### Short exercise:
Work through the entries below and report how many lines include "like". The number alone is the answer.
===== Record set
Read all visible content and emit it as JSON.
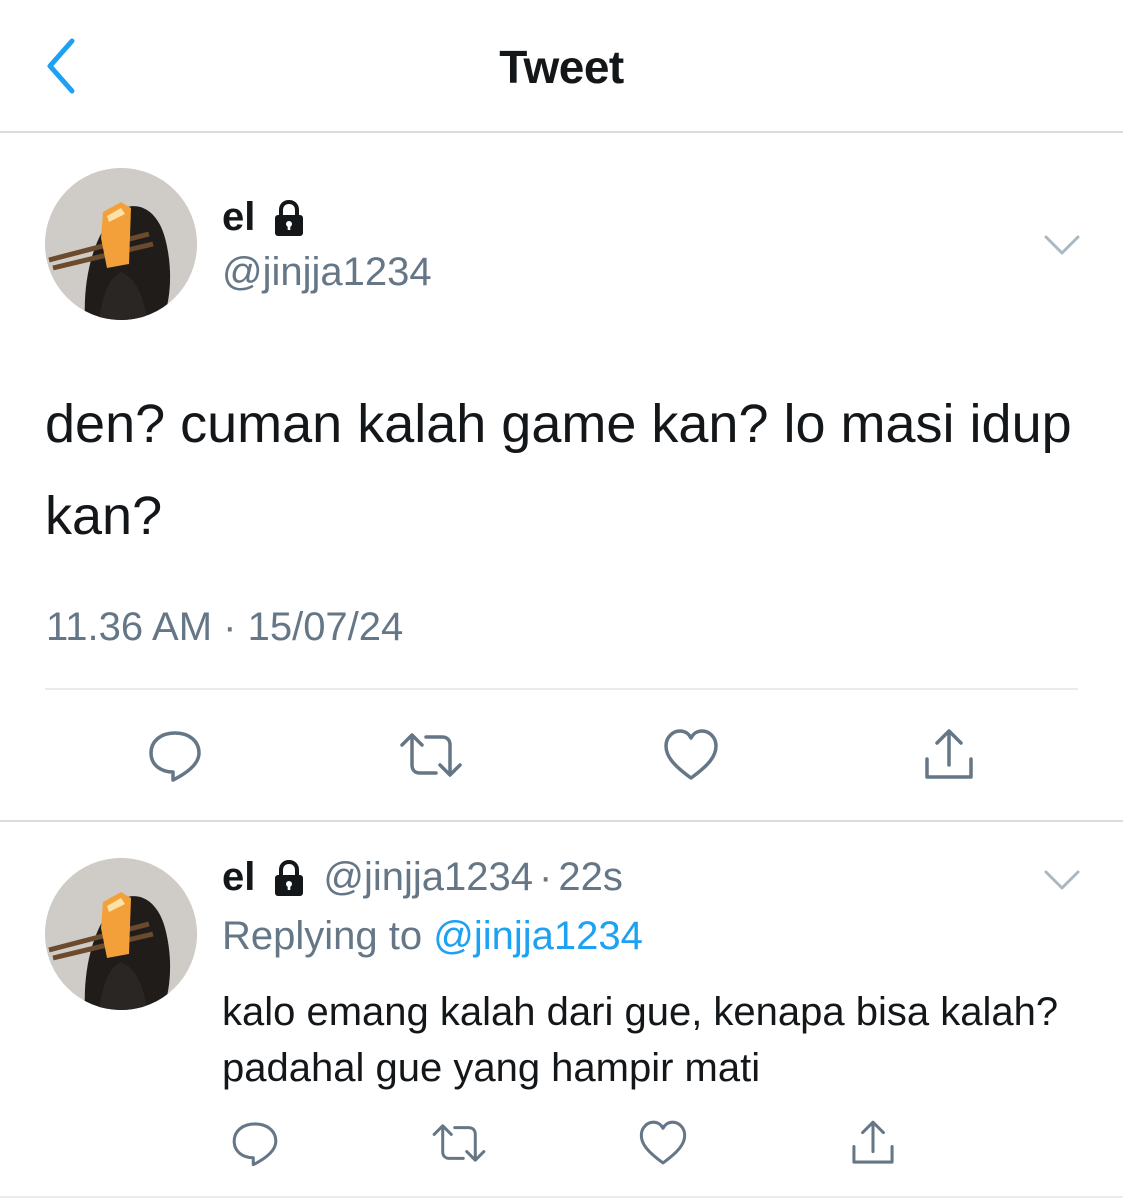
{
  "header": {
    "title": "Tweet"
  },
  "main_tweet": {
    "author_name": "el",
    "author_handle": "@jinjja1234",
    "text": "den? cuman kalah game kan? lo masi idup kan?",
    "timestamp": "11.36 AM · 15/07/24"
  },
  "reply_tweet": {
    "author_name": "el",
    "author_handle": "@jinjja1234",
    "separator": "·",
    "time_ago": "22s",
    "replying_prefix": "Replying to",
    "replying_to": "@jinjja1234",
    "text": "kalo emang kalah dari gue, kenapa bisa kalah? padahal gue yang hampir mati"
  },
  "icons": {
    "back": "chevron-left-icon",
    "lock": "lock-icon",
    "menu": "chevron-down-icon",
    "reply": "comment-icon",
    "retweet": "retweet-icon",
    "like": "heart-icon",
    "share": "share-icon"
  },
  "colors": {
    "accent": "#1da1f2",
    "text_primary": "#14171a",
    "text_secondary": "#657786",
    "divider": "#e6ecf0"
  }
}
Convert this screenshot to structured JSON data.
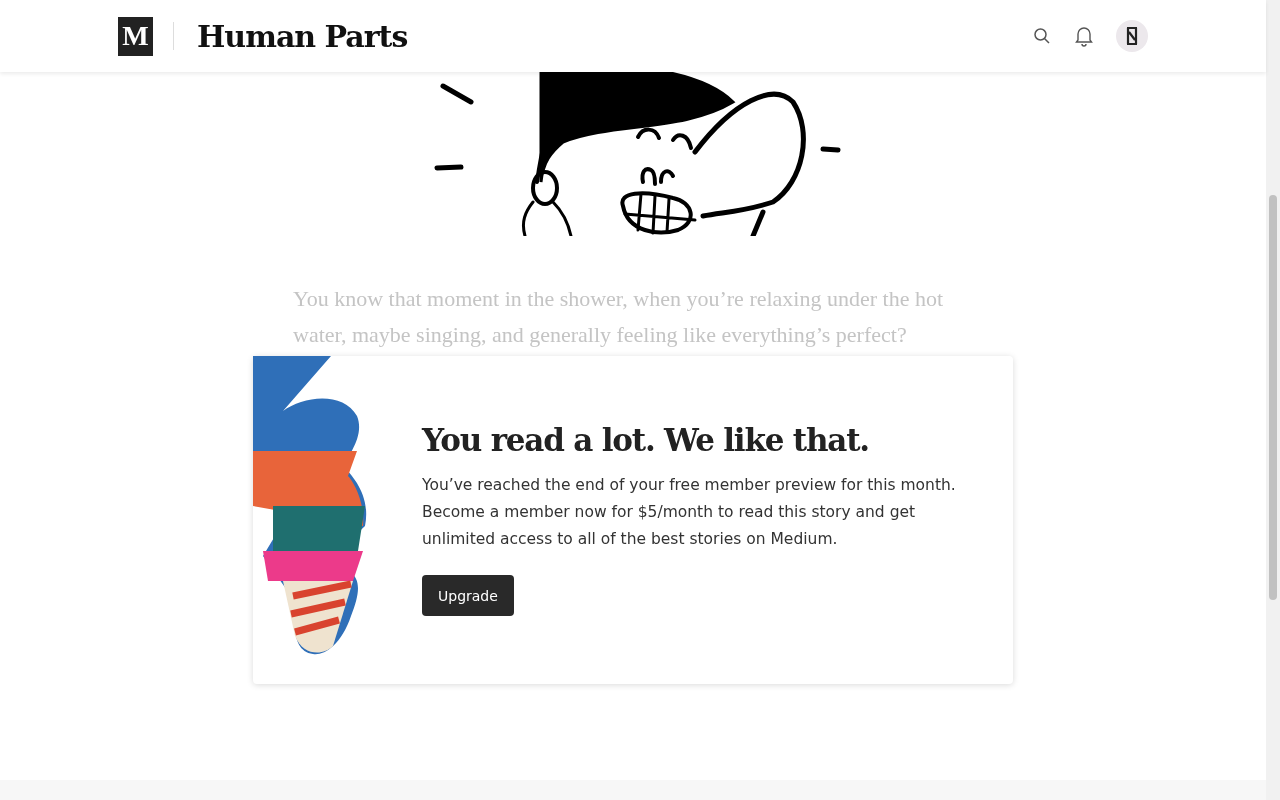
{
  "header": {
    "logo": "M",
    "publication": "Human Parts"
  },
  "article": {
    "intro": "You know that moment in the shower, when you’re relaxing under the hot water, maybe singing, and generally feeling like everything’s perfect?"
  },
  "paywall": {
    "heading": "You read a lot. We like that.",
    "message": "You’ve reached the end of your free member preview for this month. Become a member now for $5/month to read this story and get unlimited access to all of the best stories on Medium.",
    "button": "Upgrade"
  }
}
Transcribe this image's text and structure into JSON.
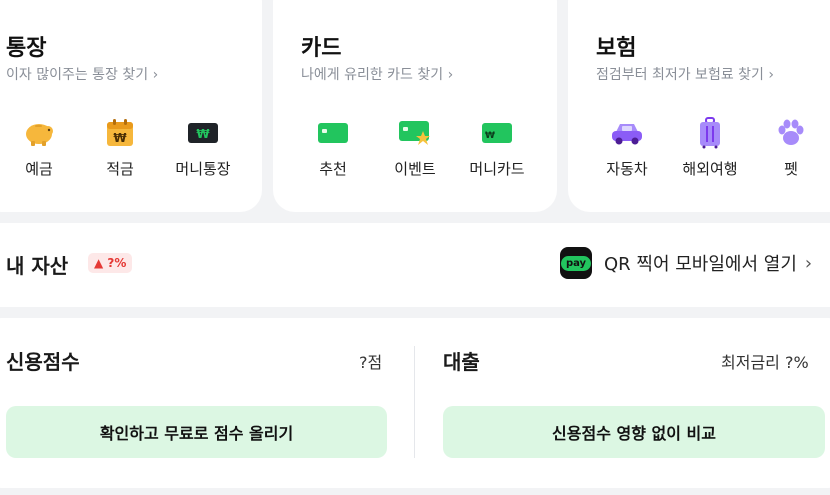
{
  "categories": {
    "bankbook": {
      "title": "통장",
      "subtitle": "이자 많이주는 통장 찾기 ›",
      "items": [
        {
          "label": "예금",
          "icon": "piggy-bank-icon"
        },
        {
          "label": "적금",
          "icon": "calendar-won-icon"
        },
        {
          "label": "머니통장",
          "icon": "money-card-icon"
        }
      ]
    },
    "card": {
      "title": "카드",
      "subtitle": "나에게 유리한 카드 찾기 ›",
      "items": [
        {
          "label": "추천",
          "icon": "card-icon"
        },
        {
          "label": "이벤트",
          "icon": "card-star-icon"
        },
        {
          "label": "머니카드",
          "icon": "money-card-green-icon"
        }
      ]
    },
    "insurance": {
      "title": "보험",
      "subtitle": "점검부터 최저가 보험료 찾기 ›",
      "items": [
        {
          "label": "자동차",
          "icon": "car-icon"
        },
        {
          "label": "해외여행",
          "icon": "suitcase-icon"
        },
        {
          "label": "펫",
          "icon": "paw-icon"
        }
      ]
    }
  },
  "assets": {
    "title": "내 자산",
    "badge": "▲ ?%",
    "pay_label": "pay",
    "qr_text": "QR 찍어 모바일에서 열기",
    "qr_chevron": "›"
  },
  "credit": {
    "title": "신용점수",
    "score": "?점",
    "button": "확인하고 무료로 점수 올리기"
  },
  "loan": {
    "title": "대출",
    "rate": "최저금리 ?%",
    "button": "신용점수 영향 없이 비교"
  },
  "colors": {
    "green": "#22c55e",
    "button_bg": "#dcf7e3",
    "badge_red": "#e53935",
    "purple": "#8b5cf6"
  }
}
==========
### Right answer:
3